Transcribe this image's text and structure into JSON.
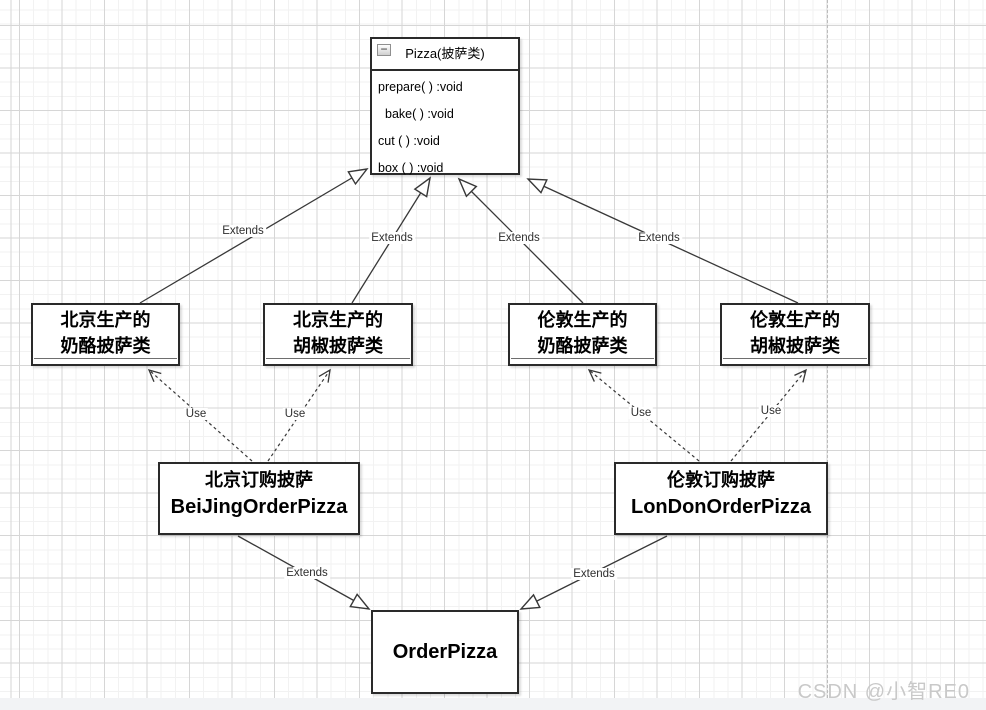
{
  "diagram": {
    "pizza": {
      "title": "Pizza(披萨类)",
      "methods": [
        "prepare( ) :void",
        "bake( ) :void",
        "cut ( ) :void",
        "box ( ) :void"
      ]
    },
    "producers": [
      {
        "line1": "北京生产的",
        "line2": "奶酪披萨类"
      },
      {
        "line1": "北京生产的",
        "line2": "胡椒披萨类"
      },
      {
        "line1": "伦敦生产的",
        "line2": "奶酪披萨类"
      },
      {
        "line1": "伦敦生产的",
        "line2": "胡椒披萨类"
      }
    ],
    "orders": [
      {
        "line1": "北京订购披萨",
        "line2": "BeiJingOrderPizza"
      },
      {
        "line1": "伦敦订购披萨",
        "line2": "LonDonOrderPizza"
      }
    ],
    "base": {
      "title": "OrderPizza"
    },
    "edge_labels": {
      "extends": "Extends",
      "use": "Use"
    }
  },
  "icons": {
    "collapse": "−"
  },
  "watermark": "CSDN @小智RE0",
  "colors": {
    "edge_line": "#383838",
    "grid_major": "#d6d6d6",
    "grid_minor": "#f2f2f2",
    "watermark": "#c9c9c9"
  }
}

◆ What the task requires
Copy the records exactly. Skip the pictures.

◆ Solution to this task
Transcribe this image's text and structure into JSON.
{
  "diagram": {
    "pizza": {
      "title": "Pizza(披萨类)",
      "methods": [
        "prepare( ) :void",
        "bake( ) :void",
        "cut ( ) :void",
        "box ( ) :void"
      ]
    },
    "producers": [
      {
        "line1": "北京生产的",
        "line2": "奶酪披萨类"
      },
      {
        "line1": "北京生产的",
        "line2": "胡椒披萨类"
      },
      {
        "line1": "伦敦生产的",
        "line2": "奶酪披萨类"
      },
      {
        "line1": "伦敦生产的",
        "line2": "胡椒披萨类"
      }
    ],
    "orders": [
      {
        "line1": "北京订购披萨",
        "line2": "BeiJingOrderPizza"
      },
      {
        "line1": "伦敦订购披萨",
        "line2": "LonDonOrderPizza"
      }
    ],
    "base": {
      "title": "OrderPizza"
    },
    "edge_labels": {
      "extends": "Extends",
      "use": "Use"
    }
  },
  "icons": {
    "collapse": "−"
  },
  "watermark": "CSDN @小智RE0",
  "colors": {
    "edge_line": "#383838",
    "grid_major": "#d6d6d6",
    "grid_minor": "#f2f2f2",
    "watermark": "#c9c9c9"
  }
}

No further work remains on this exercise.